Return only the number of lines in the entries below that hold the word "Dominic".

**Data items**
-- Start --

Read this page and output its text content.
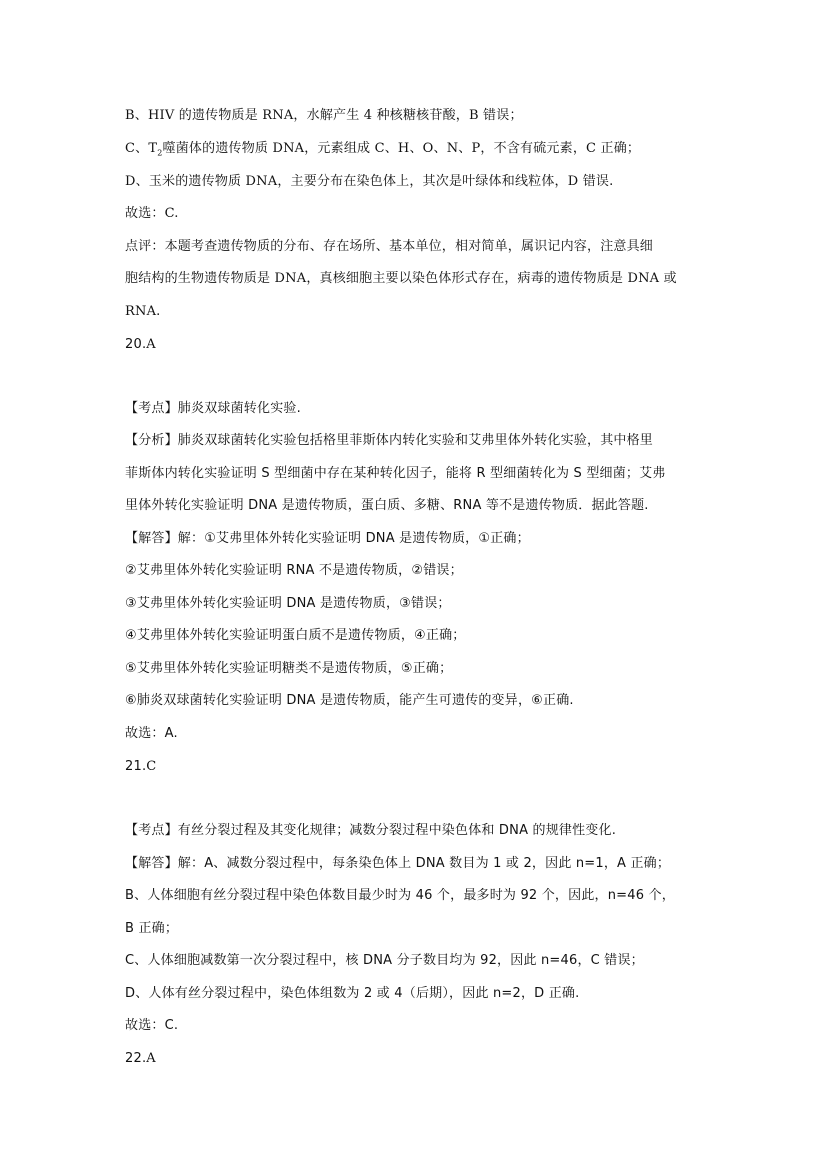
B、HIV 的遗传物质是 RNA，水解产生 4 种核糖核苷酸，B 错误；
C、$T_2$噬菌体的遗传物质 DNA，元素组成 C、H、O、N、P，不含有硫元素，C 正确；
D、玉米的遗传物质 DNA，主要分布在染色体上，其次是叶绿体和线粒体，D 错误.
故选：C.
点评：本题考查遗传物质的分布、存在场所、基本单位，相对简单，属识记内容，注意具细
胞结构的生物遗传物质是 DNA，真核细胞主要以染色体形式存在，病毒的遗传物质是 DNA 或
RNA.
20.A
【考点】肺炎双球菌转化实验.
【分析】肺炎双球菌转化实验包括格里菲斯体内转化实验和艾弗里体外转化实验，其中格里
菲斯体内转化实验证明 S 型细菌中存在某种转化因子，能将 R 型细菌转化为 S 型细菌；艾弗
里体外转化实验证明 DNA 是遗传物质，蛋白质、多糖、RNA 等不是遗传物质．据此答题.
【解答】解：①艾弗里体外转化实验证明 DNA 是遗传物质，①正确；
②艾弗里体外转化实验证明 RNA 不是遗传物质，②错误；
③艾弗里体外转化实验证明 DNA 是遗传物质，③错误；
④艾弗里体外转化实验证明蛋白质不是遗传物质，④正确；
⑤艾弗里体外转化实验证明糖类不是遗传物质，⑤正确；
⑥肺炎双球菌转化实验证明 DNA 是遗传物质，能产生可遗传的变异，⑥正确.
故选：A.
21.C
【考点】有丝分裂过程及其变化规律；减数分裂过程中染色体和 DNA 的规律性变化.
【解答】解：A、减数分裂过程中，每条染色体上 DNA 数目为 1 或 2，因此 n=1，A 正确；
B、人体细胞有丝分裂过程中染色体数目最少时为 46 个，最多时为 92 个，因此，n=46 个，
B 正确；
C、人体细胞减数第一次分裂过程中，核 DNA 分子数目均为 92，因此 n=46，C 错误；
D、人体有丝分裂过程中，染色体组数为 2 或 4（后期），因此 n=2，D 正确.
故选：C.
22.A
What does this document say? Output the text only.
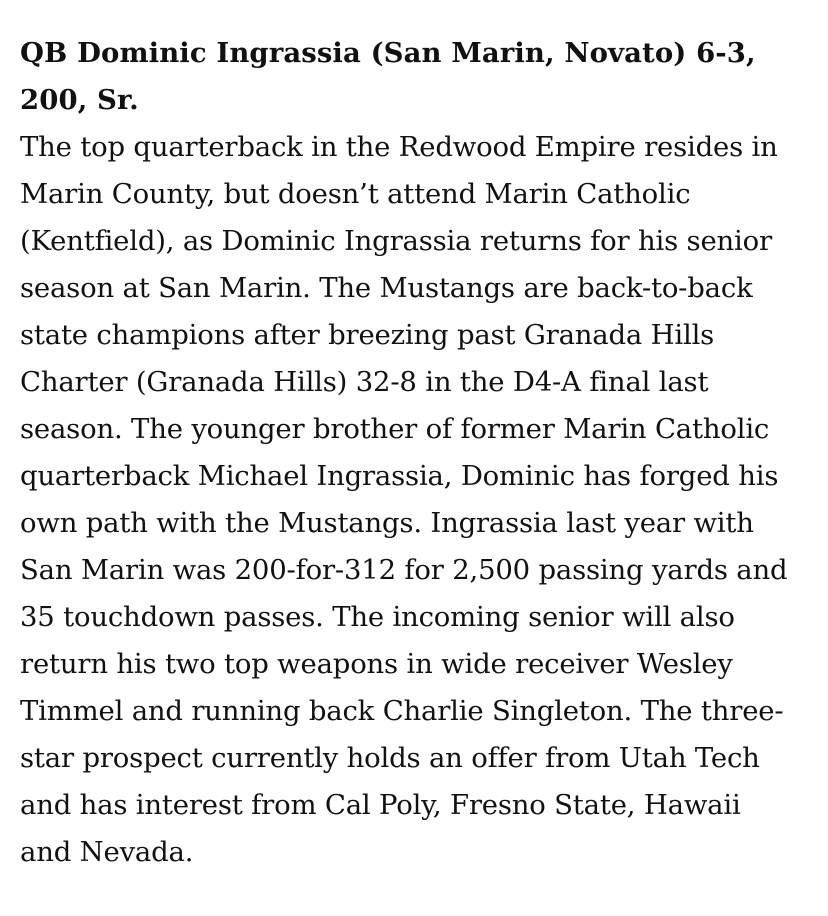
QB Dominic Ingrassia (San Marin, Novato) 6-3,
200, Sr.

The top quarterback in the Redwood Empire resides in
Marin County, but doesn’t attend Marin Catholic
(Kentfield), as Dominic Ingrassia returns for his senior
season at San Marin. The Mustangs are back-to-back
state champions after breezing past Granada Hills
Charter (Granada Hills) 32-8 in the D4-A final last
season. The younger brother of former Marin Catholic
quarterback Michael Ingrassia, Dominic has forged his
own path with the Mustangs. Ingrassia last year with
San Marin was 200-for-312 for 2,500 passing yards and
35 touchdown passes. The incoming senior will also
return his two top weapons in wide receiver Wesley
Timmel and running back Charlie Singleton. The three-
star prospect currently holds an offer from Utah Tech
and has interest from Cal Poly, Fresno State, Hawaii
and Nevada.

-- End --

**Solution below**
3